### SET PROBLEM
State the number of lines in the material below that have "монастыре" in them, without any other text.

#####

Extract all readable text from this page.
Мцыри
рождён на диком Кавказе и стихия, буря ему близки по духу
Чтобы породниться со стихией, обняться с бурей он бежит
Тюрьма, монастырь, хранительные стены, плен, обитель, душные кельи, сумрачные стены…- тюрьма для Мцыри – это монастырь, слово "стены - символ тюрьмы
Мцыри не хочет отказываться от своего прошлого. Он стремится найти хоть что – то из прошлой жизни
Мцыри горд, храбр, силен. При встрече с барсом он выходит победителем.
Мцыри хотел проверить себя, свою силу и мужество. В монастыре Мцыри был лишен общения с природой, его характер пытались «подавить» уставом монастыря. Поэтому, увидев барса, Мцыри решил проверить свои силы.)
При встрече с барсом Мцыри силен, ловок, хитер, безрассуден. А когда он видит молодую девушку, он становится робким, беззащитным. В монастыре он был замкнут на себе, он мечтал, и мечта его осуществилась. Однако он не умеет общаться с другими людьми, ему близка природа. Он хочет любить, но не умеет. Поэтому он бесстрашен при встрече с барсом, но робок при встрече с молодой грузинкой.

#####

### SOLUTION TO THE PROBLEM
2